===== Material supplied =====

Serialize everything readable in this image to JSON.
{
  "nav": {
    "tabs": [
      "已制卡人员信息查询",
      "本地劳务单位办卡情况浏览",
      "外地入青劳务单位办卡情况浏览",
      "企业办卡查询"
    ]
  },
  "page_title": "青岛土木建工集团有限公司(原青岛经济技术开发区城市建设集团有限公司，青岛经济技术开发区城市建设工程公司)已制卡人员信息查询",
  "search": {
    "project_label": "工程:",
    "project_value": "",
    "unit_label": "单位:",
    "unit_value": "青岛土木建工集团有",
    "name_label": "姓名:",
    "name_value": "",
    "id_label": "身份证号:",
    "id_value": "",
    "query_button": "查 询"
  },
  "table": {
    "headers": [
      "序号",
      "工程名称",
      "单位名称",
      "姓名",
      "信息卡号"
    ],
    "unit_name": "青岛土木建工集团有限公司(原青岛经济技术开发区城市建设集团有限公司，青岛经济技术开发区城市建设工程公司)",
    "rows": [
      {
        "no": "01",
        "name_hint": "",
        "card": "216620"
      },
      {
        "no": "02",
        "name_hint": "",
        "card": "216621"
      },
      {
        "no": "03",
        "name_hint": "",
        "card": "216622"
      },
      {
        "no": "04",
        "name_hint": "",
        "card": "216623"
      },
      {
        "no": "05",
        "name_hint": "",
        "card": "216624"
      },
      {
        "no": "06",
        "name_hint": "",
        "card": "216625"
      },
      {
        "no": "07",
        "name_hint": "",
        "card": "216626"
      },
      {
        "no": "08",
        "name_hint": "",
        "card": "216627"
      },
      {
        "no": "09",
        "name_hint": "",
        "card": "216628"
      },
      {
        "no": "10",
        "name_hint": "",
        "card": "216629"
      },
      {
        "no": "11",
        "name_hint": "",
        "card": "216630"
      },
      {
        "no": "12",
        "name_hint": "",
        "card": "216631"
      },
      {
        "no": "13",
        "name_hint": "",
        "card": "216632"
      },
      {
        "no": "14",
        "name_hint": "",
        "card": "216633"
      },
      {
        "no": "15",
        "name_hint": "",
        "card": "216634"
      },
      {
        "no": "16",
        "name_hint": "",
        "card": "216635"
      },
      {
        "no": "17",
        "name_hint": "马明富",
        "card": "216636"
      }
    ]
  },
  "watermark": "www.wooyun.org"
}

=====

_What the exercise asks_:
Set down the listing in full, keeping every word exactly as it is.

_Output below_:
Serialize everything readable in this image to JSON.
{
  "nav": {
    "tabs": [
      "已制卡人员信息查询",
      "本地劳务单位办卡情况浏览",
      "外地入青劳务单位办卡情况浏览",
      "企业办卡查询"
    ]
  },
  "page_title": "青岛土木建工集团有限公司(原青岛经济技术开发区城市建设集团有限公司，青岛经济技术开发区城市建设工程公司)已制卡人员信息查询",
  "search": {
    "project_label": "工程:",
    "project_value": "",
    "unit_label": "单位:",
    "unit_value": "青岛土木建工集团有",
    "name_label": "姓名:",
    "name_value": "",
    "id_label": "身份证号:",
    "id_value": "",
    "query_button": "查 询"
  },
  "table": {
    "headers": [
      "序号",
      "工程名称",
      "单位名称",
      "姓名",
      "信息卡号"
    ],
    "unit_name": "青岛土木建工集团有限公司(原青岛经济技术开发区城市建设集团有限公司，青岛经济技术开发区城市建设工程公司)",
    "rows": [
      {
        "no": "01",
        "name_hint": "",
        "card": "216620"
      },
      {
        "no": "02",
        "name_hint": "",
        "card": "216621"
      },
      {
        "no": "03",
        "name_hint": "",
        "card": "216622"
      },
      {
        "no": "04",
        "name_hint": "",
        "card": "216623"
      },
      {
        "no": "05",
        "name_hint": "",
        "card": "216624"
      },
      {
        "no": "06",
        "name_hint": "",
        "card": "216625"
      },
      {
        "no": "07",
        "name_hint": "",
        "card": "216626"
      },
      {
        "no": "08",
        "name_hint": "",
        "card": "216627"
      },
      {
        "no": "09",
        "name_hint": "",
        "card": "216628"
      },
      {
        "no": "10",
        "name_hint": "",
        "card": "216629"
      },
      {
        "no": "11",
        "name_hint": "",
        "card": "216630"
      },
      {
        "no": "12",
        "name_hint": "",
        "card": "216631"
      },
      {
        "no": "13",
        "name_hint": "",
        "card": "216632"
      },
      {
        "no": "14",
        "name_hint": "",
        "card": "216633"
      },
      {
        "no": "15",
        "name_hint": "",
        "card": "216634"
      },
      {
        "no": "16",
        "name_hint": "",
        "card": "216635"
      },
      {
        "no": "17",
        "name_hint": "马明富",
        "card": "216636"
      }
    ]
  },
  "watermark": "www.wooyun.org"
}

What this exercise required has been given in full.